***** Supplied records
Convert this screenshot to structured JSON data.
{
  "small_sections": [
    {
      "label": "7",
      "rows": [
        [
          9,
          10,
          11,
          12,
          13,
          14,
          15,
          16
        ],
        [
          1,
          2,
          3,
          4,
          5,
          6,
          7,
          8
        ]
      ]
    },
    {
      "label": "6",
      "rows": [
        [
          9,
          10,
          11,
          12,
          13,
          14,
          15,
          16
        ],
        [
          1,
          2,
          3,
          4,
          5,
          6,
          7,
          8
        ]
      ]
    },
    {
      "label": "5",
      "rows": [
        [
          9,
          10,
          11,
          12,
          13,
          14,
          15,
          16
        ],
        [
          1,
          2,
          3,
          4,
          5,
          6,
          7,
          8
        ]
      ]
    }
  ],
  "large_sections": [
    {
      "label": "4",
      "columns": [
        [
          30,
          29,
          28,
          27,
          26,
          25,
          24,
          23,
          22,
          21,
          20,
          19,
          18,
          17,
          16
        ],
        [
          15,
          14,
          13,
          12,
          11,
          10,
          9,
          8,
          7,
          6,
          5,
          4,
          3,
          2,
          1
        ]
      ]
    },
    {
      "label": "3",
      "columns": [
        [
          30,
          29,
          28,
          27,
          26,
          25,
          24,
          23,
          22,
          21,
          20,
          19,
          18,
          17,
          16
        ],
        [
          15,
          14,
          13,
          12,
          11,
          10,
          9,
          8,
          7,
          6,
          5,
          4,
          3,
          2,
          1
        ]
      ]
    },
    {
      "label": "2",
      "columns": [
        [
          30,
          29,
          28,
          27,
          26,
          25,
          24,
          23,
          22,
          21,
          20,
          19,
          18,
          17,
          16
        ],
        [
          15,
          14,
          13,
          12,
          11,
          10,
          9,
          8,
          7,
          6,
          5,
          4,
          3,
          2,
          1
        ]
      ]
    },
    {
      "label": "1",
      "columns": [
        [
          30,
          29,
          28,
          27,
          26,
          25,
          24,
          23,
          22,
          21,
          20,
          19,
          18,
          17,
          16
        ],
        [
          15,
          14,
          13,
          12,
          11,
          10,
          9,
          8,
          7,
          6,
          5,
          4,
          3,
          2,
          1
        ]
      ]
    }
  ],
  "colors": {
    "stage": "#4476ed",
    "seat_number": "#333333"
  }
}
**********
- _Challenge_
Reproduce the material exactly, with every line intact.

- _Written answer_
Convert this screenshot to structured JSON data.
{
  "small_sections": [
    {
      "label": "7",
      "rows": [
        [
          9,
          10,
          11,
          12,
          13,
          14,
          15,
          16
        ],
        [
          1,
          2,
          3,
          4,
          5,
          6,
          7,
          8
        ]
      ]
    },
    {
      "label": "6",
      "rows": [
        [
          9,
          10,
          11,
          12,
          13,
          14,
          15,
          16
        ],
        [
          1,
          2,
          3,
          4,
          5,
          6,
          7,
          8
        ]
      ]
    },
    {
      "label": "5",
      "rows": [
        [
          9,
          10,
          11,
          12,
          13,
          14,
          15,
          16
        ],
        [
          1,
          2,
          3,
          4,
          5,
          6,
          7,
          8
        ]
      ]
    }
  ],
  "large_sections": [
    {
      "label": "4",
      "columns": [
        [
          30,
          29,
          28,
          27,
          26,
          25,
          24,
          23,
          22,
          21,
          20,
          19,
          18,
          17,
          16
        ],
        [
          15,
          14,
          13,
          12,
          11,
          10,
          9,
          8,
          7,
          6,
          5,
          4,
          3,
          2,
          1
        ]
      ]
    },
    {
      "label": "3",
      "columns": [
        [
          30,
          29,
          28,
          27,
          26,
          25,
          24,
          23,
          22,
          21,
          20,
          19,
          18,
          17,
          16
        ],
        [
          15,
          14,
          13,
          12,
          11,
          10,
          9,
          8,
          7,
          6,
          5,
          4,
          3,
          2,
          1
        ]
      ]
    },
    {
      "label": "2",
      "columns": [
        [
          30,
          29,
          28,
          27,
          26,
          25,
          24,
          23,
          22,
          21,
          20,
          19,
          18,
          17,
          16
        ],
        [
          15,
          14,
          13,
          12,
          11,
          10,
          9,
          8,
          7,
          6,
          5,
          4,
          3,
          2,
          1
        ]
      ]
    },
    {
      "label": "1",
      "columns": [
        [
          30,
          29,
          28,
          27,
          26,
          25,
          24,
          23,
          22,
          21,
          20,
          19,
          18,
          17,
          16
        ],
        [
          15,
          14,
          13,
          12,
          11,
          10,
          9,
          8,
          7,
          6,
          5,
          4,
          3,
          2,
          1
        ]
      ]
    }
  ],
  "colors": {
    "stage": "#4476ed",
    "seat_number": "#333333"
  }
}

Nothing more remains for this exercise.